_Directions for this task_: Show every line that has the string "categories" in it.

_Input records_:

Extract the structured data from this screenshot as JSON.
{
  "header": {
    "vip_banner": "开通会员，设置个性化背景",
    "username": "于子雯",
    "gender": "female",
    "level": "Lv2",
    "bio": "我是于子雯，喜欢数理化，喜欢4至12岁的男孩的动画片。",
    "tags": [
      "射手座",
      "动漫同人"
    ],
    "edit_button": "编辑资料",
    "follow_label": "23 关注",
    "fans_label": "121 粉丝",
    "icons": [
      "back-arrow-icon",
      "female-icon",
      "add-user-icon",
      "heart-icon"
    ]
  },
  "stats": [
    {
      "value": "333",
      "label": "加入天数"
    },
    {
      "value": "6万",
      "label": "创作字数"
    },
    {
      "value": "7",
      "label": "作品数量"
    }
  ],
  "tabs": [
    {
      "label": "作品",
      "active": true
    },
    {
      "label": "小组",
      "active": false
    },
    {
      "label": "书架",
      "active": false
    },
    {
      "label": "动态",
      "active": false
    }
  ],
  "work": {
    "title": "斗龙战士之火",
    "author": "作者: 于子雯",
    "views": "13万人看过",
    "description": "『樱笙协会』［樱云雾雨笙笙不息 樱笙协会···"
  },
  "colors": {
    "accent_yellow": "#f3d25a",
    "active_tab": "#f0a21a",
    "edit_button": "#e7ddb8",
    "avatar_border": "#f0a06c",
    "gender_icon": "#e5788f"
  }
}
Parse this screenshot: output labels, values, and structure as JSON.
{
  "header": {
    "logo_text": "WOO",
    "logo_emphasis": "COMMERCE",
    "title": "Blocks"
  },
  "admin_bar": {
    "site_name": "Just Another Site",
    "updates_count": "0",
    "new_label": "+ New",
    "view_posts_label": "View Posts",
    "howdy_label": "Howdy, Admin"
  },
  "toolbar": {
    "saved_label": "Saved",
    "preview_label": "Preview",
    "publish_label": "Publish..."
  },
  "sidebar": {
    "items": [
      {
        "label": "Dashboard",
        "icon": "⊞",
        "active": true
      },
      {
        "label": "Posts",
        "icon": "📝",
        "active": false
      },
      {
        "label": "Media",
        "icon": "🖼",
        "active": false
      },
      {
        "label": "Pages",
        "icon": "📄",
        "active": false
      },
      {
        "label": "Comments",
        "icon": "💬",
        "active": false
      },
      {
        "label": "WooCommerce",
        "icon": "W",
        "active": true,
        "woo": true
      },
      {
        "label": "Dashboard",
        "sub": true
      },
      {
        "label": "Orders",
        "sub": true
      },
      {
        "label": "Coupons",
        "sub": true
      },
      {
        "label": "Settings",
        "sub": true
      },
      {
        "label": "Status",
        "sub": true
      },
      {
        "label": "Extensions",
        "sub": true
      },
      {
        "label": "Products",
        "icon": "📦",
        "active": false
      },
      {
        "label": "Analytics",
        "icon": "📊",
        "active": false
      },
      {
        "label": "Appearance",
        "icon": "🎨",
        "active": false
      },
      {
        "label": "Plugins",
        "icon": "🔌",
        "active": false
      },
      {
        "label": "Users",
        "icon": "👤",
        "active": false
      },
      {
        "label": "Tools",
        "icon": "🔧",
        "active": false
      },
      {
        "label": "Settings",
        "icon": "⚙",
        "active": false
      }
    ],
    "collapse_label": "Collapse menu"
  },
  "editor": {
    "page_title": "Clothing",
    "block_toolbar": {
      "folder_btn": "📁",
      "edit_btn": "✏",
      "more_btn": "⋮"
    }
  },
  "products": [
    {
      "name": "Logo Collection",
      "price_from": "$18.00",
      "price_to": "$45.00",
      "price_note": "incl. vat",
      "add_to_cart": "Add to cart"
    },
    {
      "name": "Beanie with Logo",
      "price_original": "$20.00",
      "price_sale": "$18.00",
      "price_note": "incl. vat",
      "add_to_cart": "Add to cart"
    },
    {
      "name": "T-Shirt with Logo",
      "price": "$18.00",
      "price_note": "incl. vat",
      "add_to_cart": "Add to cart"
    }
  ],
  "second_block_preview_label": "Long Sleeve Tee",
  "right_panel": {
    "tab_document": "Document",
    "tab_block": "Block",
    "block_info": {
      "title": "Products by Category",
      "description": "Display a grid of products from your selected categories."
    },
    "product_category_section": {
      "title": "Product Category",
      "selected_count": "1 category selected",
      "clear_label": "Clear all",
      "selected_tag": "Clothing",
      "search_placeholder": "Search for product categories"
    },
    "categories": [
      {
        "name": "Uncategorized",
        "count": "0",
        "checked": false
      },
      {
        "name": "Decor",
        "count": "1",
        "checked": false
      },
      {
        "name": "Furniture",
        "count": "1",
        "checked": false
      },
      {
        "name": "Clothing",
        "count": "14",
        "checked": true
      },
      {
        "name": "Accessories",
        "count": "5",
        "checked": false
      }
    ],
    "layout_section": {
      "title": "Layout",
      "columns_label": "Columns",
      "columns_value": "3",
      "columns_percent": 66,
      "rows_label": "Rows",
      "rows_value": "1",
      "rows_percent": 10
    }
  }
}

_Reply to the exercise_:
      "description": "Display a grid of products from your selected categories."
      "search_placeholder": "Search for product categories"
    "categories": [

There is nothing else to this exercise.